Report, word for word, every line of the material that contains "North".

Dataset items
=-=-=-=-=

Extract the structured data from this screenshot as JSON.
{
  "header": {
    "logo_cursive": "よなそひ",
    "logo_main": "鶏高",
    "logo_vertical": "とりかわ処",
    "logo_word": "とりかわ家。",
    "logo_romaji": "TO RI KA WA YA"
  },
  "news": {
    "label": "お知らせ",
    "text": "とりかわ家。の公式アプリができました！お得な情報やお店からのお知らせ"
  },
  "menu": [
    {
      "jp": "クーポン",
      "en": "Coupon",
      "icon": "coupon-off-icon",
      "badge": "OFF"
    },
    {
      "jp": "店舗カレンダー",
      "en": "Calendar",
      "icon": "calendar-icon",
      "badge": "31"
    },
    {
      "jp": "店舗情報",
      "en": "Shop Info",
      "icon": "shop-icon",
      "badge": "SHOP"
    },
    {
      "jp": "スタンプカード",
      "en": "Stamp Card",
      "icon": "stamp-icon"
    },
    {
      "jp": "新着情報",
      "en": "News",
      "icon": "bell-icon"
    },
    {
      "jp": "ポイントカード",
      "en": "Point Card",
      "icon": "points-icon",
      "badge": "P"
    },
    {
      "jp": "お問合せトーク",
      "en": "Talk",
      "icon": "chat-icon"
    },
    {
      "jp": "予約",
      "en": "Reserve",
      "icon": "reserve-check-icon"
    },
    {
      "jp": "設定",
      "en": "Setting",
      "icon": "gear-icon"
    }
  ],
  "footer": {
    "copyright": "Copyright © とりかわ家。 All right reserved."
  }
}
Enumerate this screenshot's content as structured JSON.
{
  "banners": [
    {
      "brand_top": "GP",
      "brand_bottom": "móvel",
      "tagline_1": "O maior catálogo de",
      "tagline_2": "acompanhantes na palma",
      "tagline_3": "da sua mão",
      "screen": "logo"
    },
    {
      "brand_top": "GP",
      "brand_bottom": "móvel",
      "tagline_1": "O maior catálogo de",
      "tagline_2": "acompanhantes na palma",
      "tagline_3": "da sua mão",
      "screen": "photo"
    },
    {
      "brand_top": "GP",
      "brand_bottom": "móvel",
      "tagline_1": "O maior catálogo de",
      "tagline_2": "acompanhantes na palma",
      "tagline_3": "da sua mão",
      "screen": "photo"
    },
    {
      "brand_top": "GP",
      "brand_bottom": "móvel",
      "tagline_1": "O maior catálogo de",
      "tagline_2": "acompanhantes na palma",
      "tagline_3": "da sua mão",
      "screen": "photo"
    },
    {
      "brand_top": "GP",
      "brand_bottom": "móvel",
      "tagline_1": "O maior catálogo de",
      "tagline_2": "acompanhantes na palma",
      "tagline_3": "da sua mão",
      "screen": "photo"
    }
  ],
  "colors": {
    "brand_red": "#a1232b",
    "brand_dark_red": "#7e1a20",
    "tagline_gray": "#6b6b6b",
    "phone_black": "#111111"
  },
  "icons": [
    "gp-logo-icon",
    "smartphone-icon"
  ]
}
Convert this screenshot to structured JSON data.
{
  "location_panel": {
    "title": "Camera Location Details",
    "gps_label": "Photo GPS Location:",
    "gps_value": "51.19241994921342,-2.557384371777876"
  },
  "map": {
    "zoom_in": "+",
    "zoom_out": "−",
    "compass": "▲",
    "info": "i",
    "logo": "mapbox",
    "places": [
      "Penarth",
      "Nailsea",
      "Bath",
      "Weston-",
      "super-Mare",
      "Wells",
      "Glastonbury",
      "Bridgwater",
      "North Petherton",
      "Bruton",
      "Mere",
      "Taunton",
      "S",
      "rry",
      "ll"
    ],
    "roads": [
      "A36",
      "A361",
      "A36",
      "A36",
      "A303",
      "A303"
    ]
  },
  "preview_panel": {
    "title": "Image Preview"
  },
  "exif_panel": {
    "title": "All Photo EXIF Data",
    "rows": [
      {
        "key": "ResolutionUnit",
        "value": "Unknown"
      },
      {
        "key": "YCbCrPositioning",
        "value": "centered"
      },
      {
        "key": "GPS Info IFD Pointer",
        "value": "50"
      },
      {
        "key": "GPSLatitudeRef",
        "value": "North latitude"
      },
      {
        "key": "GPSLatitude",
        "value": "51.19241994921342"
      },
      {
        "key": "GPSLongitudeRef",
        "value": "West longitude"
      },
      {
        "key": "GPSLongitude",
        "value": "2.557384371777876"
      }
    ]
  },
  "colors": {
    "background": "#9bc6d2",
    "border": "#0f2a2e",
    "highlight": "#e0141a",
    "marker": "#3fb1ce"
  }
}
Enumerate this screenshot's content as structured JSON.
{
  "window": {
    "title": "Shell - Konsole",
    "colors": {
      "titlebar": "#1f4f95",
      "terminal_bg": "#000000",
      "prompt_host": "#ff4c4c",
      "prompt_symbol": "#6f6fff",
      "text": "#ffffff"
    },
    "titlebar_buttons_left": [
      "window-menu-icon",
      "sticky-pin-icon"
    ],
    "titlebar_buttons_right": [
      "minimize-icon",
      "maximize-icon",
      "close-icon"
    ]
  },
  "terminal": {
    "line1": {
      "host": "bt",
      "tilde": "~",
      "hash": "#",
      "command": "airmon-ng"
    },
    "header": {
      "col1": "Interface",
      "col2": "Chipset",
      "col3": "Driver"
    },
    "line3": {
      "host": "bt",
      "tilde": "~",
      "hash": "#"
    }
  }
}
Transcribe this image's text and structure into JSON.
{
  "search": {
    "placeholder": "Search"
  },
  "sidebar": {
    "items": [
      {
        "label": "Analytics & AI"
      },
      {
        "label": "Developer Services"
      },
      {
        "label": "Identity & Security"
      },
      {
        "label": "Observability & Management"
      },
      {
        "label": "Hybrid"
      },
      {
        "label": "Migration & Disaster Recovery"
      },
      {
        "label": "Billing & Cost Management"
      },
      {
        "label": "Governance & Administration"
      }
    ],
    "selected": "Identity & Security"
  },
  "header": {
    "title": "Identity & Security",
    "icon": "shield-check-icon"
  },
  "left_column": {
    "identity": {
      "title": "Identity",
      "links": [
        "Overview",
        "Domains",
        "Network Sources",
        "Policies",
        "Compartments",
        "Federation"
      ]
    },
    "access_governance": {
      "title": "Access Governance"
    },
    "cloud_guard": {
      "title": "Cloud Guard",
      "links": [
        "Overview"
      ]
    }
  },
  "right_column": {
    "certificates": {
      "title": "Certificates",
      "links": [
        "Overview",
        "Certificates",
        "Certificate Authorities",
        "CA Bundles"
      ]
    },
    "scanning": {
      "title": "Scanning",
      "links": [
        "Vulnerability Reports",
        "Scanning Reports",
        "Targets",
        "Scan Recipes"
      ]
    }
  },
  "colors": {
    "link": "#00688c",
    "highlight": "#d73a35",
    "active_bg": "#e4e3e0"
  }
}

=-=-=-=-=

• **CORRECT ANSWER**:
      "North Petherton",
        "value": "North latitude"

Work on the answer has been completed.